Records excerpted from a collection:
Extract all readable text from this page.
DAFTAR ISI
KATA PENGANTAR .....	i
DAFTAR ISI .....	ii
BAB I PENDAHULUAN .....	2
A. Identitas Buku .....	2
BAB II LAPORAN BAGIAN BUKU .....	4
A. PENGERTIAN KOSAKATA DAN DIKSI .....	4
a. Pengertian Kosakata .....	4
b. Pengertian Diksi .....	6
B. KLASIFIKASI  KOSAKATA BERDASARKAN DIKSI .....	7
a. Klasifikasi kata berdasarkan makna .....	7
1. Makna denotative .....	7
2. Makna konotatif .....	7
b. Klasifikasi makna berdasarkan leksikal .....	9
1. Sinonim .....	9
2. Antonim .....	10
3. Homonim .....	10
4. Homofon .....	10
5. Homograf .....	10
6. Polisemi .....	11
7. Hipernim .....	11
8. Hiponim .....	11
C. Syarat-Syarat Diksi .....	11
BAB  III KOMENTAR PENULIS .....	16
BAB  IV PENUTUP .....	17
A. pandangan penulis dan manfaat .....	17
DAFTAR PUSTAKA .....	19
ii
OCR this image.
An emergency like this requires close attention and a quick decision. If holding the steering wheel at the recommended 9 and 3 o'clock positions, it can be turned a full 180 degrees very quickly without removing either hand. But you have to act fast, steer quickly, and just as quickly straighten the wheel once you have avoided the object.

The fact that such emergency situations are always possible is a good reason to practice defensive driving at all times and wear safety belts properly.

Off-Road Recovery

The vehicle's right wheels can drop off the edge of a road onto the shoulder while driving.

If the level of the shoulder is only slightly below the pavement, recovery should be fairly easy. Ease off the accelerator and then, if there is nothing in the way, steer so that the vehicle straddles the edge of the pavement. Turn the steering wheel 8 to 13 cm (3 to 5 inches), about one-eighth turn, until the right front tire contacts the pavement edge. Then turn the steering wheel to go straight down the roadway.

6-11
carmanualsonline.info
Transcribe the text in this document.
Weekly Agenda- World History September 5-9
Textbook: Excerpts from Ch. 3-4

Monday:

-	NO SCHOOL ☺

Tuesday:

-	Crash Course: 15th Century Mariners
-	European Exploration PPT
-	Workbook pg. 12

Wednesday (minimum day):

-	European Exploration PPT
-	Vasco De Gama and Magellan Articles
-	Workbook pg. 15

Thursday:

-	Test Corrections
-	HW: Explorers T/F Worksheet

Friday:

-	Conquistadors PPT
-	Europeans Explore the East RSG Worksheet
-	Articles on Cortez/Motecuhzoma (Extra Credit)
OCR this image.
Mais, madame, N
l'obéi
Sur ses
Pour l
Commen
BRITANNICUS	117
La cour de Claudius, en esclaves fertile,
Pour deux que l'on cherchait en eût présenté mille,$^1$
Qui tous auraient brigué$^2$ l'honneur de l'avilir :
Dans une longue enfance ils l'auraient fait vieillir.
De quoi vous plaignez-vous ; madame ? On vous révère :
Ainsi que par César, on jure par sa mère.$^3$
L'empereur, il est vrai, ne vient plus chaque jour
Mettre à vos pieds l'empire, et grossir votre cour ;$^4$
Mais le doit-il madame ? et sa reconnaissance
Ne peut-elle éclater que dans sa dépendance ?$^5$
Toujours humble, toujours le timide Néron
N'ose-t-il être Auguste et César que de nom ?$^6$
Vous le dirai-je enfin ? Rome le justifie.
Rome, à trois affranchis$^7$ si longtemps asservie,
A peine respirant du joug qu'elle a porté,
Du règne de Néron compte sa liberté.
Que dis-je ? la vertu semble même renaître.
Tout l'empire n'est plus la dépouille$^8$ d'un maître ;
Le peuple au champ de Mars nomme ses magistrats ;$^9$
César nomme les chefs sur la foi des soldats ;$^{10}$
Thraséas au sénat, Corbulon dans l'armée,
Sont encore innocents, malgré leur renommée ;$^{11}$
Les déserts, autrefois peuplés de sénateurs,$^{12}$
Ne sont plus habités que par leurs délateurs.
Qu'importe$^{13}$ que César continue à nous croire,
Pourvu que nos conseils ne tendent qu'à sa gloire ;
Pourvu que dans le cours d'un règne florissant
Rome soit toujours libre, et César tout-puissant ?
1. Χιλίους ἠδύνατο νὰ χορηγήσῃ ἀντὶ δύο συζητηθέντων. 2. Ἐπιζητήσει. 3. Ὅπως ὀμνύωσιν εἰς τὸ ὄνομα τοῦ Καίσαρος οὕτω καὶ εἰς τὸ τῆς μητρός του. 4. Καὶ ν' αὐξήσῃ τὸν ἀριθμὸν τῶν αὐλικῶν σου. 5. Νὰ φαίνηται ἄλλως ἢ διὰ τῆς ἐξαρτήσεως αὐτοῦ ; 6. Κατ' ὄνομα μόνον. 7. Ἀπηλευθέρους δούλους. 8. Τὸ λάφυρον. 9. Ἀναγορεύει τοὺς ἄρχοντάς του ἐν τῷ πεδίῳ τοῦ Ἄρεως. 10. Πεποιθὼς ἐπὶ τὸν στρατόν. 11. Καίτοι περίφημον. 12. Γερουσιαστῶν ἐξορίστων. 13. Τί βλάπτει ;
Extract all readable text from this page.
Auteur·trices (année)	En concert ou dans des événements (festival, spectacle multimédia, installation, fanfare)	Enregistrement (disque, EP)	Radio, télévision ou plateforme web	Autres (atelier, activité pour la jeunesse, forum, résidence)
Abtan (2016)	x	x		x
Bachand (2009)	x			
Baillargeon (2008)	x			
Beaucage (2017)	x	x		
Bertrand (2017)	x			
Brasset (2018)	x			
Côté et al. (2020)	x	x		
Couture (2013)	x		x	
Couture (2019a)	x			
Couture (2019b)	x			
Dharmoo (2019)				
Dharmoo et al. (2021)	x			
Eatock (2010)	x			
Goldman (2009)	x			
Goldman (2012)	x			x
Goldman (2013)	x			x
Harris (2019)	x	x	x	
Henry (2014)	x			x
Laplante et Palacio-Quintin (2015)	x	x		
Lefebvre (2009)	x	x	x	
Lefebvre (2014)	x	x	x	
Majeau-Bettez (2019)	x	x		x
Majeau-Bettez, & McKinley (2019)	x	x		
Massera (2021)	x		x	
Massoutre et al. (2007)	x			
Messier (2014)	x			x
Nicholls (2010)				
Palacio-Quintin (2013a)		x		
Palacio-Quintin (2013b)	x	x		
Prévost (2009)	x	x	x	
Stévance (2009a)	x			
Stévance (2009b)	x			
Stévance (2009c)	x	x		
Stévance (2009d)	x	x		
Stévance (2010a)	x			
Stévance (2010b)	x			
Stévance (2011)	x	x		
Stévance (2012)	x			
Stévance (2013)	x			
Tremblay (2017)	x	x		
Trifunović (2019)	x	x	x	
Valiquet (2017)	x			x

* [Goal of the exercise] Of the lines in the material, how many include "plus"? Respond with the number alone.

* [Output below] 3